Records from a collection
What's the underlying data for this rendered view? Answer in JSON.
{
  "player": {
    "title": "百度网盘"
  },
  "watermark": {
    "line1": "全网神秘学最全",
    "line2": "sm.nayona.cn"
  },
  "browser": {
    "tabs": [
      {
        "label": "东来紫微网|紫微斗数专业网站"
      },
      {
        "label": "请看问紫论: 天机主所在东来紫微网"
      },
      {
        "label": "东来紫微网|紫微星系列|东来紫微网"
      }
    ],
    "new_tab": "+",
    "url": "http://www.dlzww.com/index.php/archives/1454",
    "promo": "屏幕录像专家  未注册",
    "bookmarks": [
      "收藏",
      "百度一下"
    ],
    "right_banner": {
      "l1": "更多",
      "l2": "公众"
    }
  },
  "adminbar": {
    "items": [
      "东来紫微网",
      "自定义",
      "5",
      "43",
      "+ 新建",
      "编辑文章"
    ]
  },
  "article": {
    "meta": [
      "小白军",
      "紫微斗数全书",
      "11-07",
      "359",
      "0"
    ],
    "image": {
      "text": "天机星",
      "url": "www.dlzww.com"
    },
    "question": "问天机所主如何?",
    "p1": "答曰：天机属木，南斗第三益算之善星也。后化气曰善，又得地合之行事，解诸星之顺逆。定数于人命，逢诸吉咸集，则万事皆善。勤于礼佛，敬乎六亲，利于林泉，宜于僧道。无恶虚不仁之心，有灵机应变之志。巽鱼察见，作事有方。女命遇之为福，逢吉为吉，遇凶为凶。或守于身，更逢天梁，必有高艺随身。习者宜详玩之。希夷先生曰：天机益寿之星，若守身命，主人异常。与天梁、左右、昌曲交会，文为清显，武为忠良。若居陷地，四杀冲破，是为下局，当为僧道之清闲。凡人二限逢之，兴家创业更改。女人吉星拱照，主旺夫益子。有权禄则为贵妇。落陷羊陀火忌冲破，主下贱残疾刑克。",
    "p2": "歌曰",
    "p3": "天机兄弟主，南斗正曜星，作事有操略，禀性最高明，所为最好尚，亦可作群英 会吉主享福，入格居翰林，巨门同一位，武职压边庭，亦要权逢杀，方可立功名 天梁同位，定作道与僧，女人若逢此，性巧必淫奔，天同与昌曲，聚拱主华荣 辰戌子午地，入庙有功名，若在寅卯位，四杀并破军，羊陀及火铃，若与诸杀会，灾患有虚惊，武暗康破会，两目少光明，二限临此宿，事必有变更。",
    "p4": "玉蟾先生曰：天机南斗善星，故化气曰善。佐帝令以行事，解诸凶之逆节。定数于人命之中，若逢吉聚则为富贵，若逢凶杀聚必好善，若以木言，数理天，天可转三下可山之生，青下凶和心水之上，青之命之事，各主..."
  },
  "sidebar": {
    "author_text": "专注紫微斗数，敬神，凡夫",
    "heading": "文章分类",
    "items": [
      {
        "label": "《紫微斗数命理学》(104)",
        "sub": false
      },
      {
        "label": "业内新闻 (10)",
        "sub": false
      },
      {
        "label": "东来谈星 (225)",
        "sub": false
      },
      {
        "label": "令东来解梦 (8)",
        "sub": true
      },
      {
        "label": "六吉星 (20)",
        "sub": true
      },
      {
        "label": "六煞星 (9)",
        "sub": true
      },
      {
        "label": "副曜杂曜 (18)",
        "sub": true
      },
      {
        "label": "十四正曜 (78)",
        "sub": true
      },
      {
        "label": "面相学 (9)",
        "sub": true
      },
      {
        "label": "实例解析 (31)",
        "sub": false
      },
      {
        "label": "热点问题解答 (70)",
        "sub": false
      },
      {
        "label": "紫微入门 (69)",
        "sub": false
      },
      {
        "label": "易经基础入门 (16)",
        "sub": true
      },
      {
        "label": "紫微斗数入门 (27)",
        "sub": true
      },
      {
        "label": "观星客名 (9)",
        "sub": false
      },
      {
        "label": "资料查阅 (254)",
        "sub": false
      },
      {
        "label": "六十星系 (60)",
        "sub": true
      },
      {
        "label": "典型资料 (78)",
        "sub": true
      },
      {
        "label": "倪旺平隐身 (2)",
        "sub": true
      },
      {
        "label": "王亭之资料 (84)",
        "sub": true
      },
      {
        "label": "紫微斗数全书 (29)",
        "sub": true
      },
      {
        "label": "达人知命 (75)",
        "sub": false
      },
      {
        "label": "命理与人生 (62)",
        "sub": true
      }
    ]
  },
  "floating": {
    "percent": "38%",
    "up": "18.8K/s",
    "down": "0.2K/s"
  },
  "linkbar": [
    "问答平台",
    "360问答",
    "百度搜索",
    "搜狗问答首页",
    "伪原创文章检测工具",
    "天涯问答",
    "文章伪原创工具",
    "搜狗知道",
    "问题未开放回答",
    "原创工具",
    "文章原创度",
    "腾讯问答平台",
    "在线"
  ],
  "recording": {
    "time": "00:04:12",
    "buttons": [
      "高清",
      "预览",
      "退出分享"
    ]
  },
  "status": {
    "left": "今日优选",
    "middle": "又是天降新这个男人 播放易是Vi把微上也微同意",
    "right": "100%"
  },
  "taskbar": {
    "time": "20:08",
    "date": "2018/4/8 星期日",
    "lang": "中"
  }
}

▸ **Given problem**
Copy out all of the records above with nothing altered.

▸ **Answer to this exercise**
What's the underlying data for this rendered view? Answer in JSON.
{
  "player": {
    "title": "百度网盘"
  },
  "watermark": {
    "line1": "全网神秘学最全",
    "line2": "sm.nayona.cn"
  },
  "browser": {
    "tabs": [
      {
        "label": "东来紫微网|紫微斗数专业网站"
      },
      {
        "label": "请看问紫论: 天机主所在东来紫微网"
      },
      {
        "label": "东来紫微网|紫微星系列|东来紫微网"
      }
    ],
    "new_tab": "+",
    "url": "http://www.dlzww.com/index.php/archives/1454",
    "promo": "屏幕录像专家  未注册",
    "bookmarks": [
      "收藏",
      "百度一下"
    ],
    "right_banner": {
      "l1": "更多",
      "l2": "公众"
    }
  },
  "adminbar": {
    "items": [
      "东来紫微网",
      "自定义",
      "5",
      "43",
      "+ 新建",
      "编辑文章"
    ]
  },
  "article": {
    "meta": [
      "小白军",
      "紫微斗数全书",
      "11-07",
      "359",
      "0"
    ],
    "image": {
      "text": "天机星",
      "url": "www.dlzww.com"
    },
    "question": "问天机所主如何?",
    "p1": "答曰：天机属木，南斗第三益算之善星也。后化气曰善，又得地合之行事，解诸星之顺逆。定数于人命，逢诸吉咸集，则万事皆善。勤于礼佛，敬乎六亲，利于林泉，宜于僧道。无恶虚不仁之心，有灵机应变之志。巽鱼察见，作事有方。女命遇之为福，逢吉为吉，遇凶为凶。或守于身，更逢天梁，必有高艺随身。习者宜详玩之。希夷先生曰：天机益寿之星，若守身命，主人异常。与天梁、左右、昌曲交会，文为清显，武为忠良。若居陷地，四杀冲破，是为下局，当为僧道之清闲。凡人二限逢之，兴家创业更改。女人吉星拱照，主旺夫益子。有权禄则为贵妇。落陷羊陀火忌冲破，主下贱残疾刑克。",
    "p2": "歌曰",
    "p3": "天机兄弟主，南斗正曜星，作事有操略，禀性最高明，所为最好尚，亦可作群英 会吉主享福，入格居翰林，巨门同一位，武职压边庭，亦要权逢杀，方可立功名 天梁同位，定作道与僧，女人若逢此，性巧必淫奔，天同与昌曲，聚拱主华荣 辰戌子午地，入庙有功名，若在寅卯位，四杀并破军，羊陀及火铃，若与诸杀会，灾患有虚惊，武暗康破会，两目少光明，二限临此宿，事必有变更。",
    "p4": "玉蟾先生曰：天机南斗善星，故化气曰善。佐帝令以行事，解诸凶之逆节。定数于人命之中，若逢吉聚则为富贵，若逢凶杀聚必好善，若以木言，数理天，天可转三下可山之生，青下凶和心水之上，青之命之事，各主..."
  },
  "sidebar": {
    "author_text": "专注紫微斗数，敬神，凡夫",
    "heading": "文章分类",
    "items": [
      {
        "label": "《紫微斗数命理学》(104)",
        "sub": false
      },
      {
        "label": "业内新闻 (10)",
        "sub": false
      },
      {
        "label": "东来谈星 (225)",
        "sub": false
      },
      {
        "label": "令东来解梦 (8)",
        "sub": true
      },
      {
        "label": "六吉星 (20)",
        "sub": true
      },
      {
        "label": "六煞星 (9)",
        "sub": true
      },
      {
        "label": "副曜杂曜 (18)",
        "sub": true
      },
      {
        "label": "十四正曜 (78)",
        "sub": true
      },
      {
        "label": "面相学 (9)",
        "sub": true
      },
      {
        "label": "实例解析 (31)",
        "sub": false
      },
      {
        "label": "热点问题解答 (70)",
        "sub": false
      },
      {
        "label": "紫微入门 (69)",
        "sub": false
      },
      {
        "label": "易经基础入门 (16)",
        "sub": true
      },
      {
        "label": "紫微斗数入门 (27)",
        "sub": true
      },
      {
        "label": "观星客名 (9)",
        "sub": false
      },
      {
        "label": "资料查阅 (254)",
        "sub": false
      },
      {
        "label": "六十星系 (60)",
        "sub": true
      },
      {
        "label": "典型资料 (78)",
        "sub": true
      },
      {
        "label": "倪旺平隐身 (2)",
        "sub": true
      },
      {
        "label": "王亭之资料 (84)",
        "sub": true
      },
      {
        "label": "紫微斗数全书 (29)",
        "sub": true
      },
      {
        "label": "达人知命 (75)",
        "sub": false
      },
      {
        "label": "命理与人生 (62)",
        "sub": true
      }
    ]
  },
  "floating": {
    "percent": "38%",
    "up": "18.8K/s",
    "down": "0.2K/s"
  },
  "linkbar": [
    "问答平台",
    "360问答",
    "百度搜索",
    "搜狗问答首页",
    "伪原创文章检测工具",
    "天涯问答",
    "文章伪原创工具",
    "搜狗知道",
    "问题未开放回答",
    "原创工具",
    "文章原创度",
    "腾讯问答平台",
    "在线"
  ],
  "recording": {
    "time": "00:04:12",
    "buttons": [
      "高清",
      "预览",
      "退出分享"
    ]
  },
  "status": {
    "left": "今日优选",
    "middle": "又是天降新这个男人 播放易是Vi把微上也微同意",
    "right": "100%"
  },
  "taskbar": {
    "time": "20:08",
    "date": "2018/4/8 星期日",
    "lang": "中"
  }
}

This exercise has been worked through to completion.